Repeat the entire listing exactly as written.

*RECORDED DATA*:
START
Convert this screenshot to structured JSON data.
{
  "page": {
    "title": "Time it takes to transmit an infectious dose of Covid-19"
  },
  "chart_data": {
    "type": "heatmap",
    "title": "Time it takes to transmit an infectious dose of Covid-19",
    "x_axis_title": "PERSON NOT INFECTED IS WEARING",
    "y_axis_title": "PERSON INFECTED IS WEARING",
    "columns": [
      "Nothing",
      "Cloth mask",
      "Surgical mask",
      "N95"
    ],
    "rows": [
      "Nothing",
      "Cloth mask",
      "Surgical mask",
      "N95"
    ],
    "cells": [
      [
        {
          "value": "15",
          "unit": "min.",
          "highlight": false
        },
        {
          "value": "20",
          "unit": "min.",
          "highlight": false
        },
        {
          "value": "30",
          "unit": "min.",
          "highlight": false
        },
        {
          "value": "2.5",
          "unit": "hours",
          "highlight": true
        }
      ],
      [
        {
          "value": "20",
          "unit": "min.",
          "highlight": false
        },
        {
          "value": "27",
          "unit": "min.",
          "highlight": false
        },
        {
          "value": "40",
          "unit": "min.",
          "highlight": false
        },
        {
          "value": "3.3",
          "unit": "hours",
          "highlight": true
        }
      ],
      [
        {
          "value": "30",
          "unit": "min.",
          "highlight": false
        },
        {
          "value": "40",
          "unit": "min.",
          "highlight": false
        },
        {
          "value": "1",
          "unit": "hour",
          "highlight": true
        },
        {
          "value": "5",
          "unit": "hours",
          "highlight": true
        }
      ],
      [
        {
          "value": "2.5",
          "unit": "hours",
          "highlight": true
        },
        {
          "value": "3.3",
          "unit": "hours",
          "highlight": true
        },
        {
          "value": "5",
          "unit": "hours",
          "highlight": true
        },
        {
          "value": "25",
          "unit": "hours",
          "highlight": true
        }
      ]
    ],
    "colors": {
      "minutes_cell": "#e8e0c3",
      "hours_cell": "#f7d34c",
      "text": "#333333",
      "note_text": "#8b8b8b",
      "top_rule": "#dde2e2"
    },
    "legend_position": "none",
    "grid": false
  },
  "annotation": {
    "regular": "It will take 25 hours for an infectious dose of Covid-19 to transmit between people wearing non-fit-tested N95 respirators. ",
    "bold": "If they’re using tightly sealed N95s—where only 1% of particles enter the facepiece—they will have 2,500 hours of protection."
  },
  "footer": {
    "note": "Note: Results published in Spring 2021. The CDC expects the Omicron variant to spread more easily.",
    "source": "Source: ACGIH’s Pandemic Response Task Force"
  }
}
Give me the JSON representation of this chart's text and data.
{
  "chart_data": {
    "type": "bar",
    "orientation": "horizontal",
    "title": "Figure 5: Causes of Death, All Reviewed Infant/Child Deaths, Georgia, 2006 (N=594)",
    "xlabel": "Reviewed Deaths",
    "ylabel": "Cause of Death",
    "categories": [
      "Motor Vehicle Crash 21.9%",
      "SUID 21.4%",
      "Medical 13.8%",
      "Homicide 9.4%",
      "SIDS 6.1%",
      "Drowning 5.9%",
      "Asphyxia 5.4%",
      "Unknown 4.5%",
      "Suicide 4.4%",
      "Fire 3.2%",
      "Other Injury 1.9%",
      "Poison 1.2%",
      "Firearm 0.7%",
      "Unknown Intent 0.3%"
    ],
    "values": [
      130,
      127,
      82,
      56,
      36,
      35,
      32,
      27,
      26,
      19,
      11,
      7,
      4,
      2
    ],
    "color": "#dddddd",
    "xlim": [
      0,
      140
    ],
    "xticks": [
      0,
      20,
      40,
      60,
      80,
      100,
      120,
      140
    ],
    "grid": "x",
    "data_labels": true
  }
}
END
*IN RESPONSE*:
Convert this screenshot to structured JSON data.
{
  "page": {
    "title": "Time it takes to transmit an infectious dose of Covid-19"
  },
  "chart_data": {
    "type": "heatmap",
    "title": "Time it takes to transmit an infectious dose of Covid-19",
    "x_axis_title": "PERSON NOT INFECTED IS WEARING",
    "y_axis_title": "PERSON INFECTED IS WEARING",
    "columns": [
      "Nothing",
      "Cloth mask",
      "Surgical mask",
      "N95"
    ],
    "rows": [
      "Nothing",
      "Cloth mask",
      "Surgical mask",
      "N95"
    ],
    "cells": [
      [
        {
          "value": "15",
          "unit": "min.",
          "highlight": false
        },
        {
          "value": "20",
          "unit": "min.",
          "highlight": false
        },
        {
          "value": "30",
          "unit": "min.",
          "highlight": false
        },
        {
          "value": "2.5",
          "unit": "hours",
          "highlight": true
        }
      ],
      [
        {
          "value": "20",
          "unit": "min.",
          "highlight": false
        },
        {
          "value": "27",
          "unit": "min.",
          "highlight": false
        },
        {
          "value": "40",
          "unit": "min.",
          "highlight": false
        },
        {
          "value": "3.3",
          "unit": "hours",
          "highlight": true
        }
      ],
      [
        {
          "value": "30",
          "unit": "min.",
          "highlight": false
        },
        {
          "value": "40",
          "unit": "min.",
          "highlight": false
        },
        {
          "value": "1",
          "unit": "hour",
          "highlight": true
        },
        {
          "value": "5",
          "unit": "hours",
          "highlight": true
        }
      ],
      [
        {
          "value": "2.5",
          "unit": "hours",
          "highlight": true
        },
        {
          "value": "3.3",
          "unit": "hours",
          "highlight": true
        },
        {
          "value": "5",
          "unit": "hours",
          "highlight": true
        },
        {
          "value": "25",
          "unit": "hours",
          "highlight": true
        }
      ]
    ],
    "colors": {
      "minutes_cell": "#e8e0c3",
      "hours_cell": "#f7d34c",
      "text": "#333333",
      "note_text": "#8b8b8b",
      "top_rule": "#dde2e2"
    },
    "legend_position": "none",
    "grid": false
  },
  "annotation": {
    "regular": "It will take 25 hours for an infectious dose of Covid-19 to transmit between people wearing non-fit-tested N95 respirators. ",
    "bold": "If they’re using tightly sealed N95s—where only 1% of particles enter the facepiece—they will have 2,500 hours of protection."
  },
  "footer": {
    "note": "Note: Results published in Spring 2021. The CDC expects the Omicron variant to spread more easily.",
    "source": "Source: ACGIH’s Pandemic Response Task Force"
  }
}
Give me the JSON representation of this chart's text and data.
{
  "chart_data": {
    "type": "bar",
    "orientation": "horizontal",
    "title": "Figure 5: Causes of Death, All Reviewed Infant/Child Deaths, Georgia, 2006 (N=594)",
    "xlabel": "Reviewed Deaths",
    "ylabel": "Cause of Death",
    "categories": [
      "Motor Vehicle Crash 21.9%",
      "SUID 21.4%",
      "Medical 13.8%",
      "Homicide 9.4%",
      "SIDS 6.1%",
      "Drowning 5.9%",
      "Asphyxia 5.4%",
      "Unknown 4.5%",
      "Suicide 4.4%",
      "Fire 3.2%",
      "Other Injury 1.9%",
      "Poison 1.2%",
      "Firearm 0.7%",
      "Unknown Intent 0.3%"
    ],
    "values": [
      130,
      127,
      82,
      56,
      36,
      35,
      32,
      27,
      26,
      19,
      11,
      7,
      4,
      2
    ],
    "color": "#dddddd",
    "xlim": [
      0,
      140
    ],
    "xticks": [
      0,
      20,
      40,
      60,
      80,
      100,
      120,
      140
    ],
    "grid": "x",
    "data_labels": true
  }
}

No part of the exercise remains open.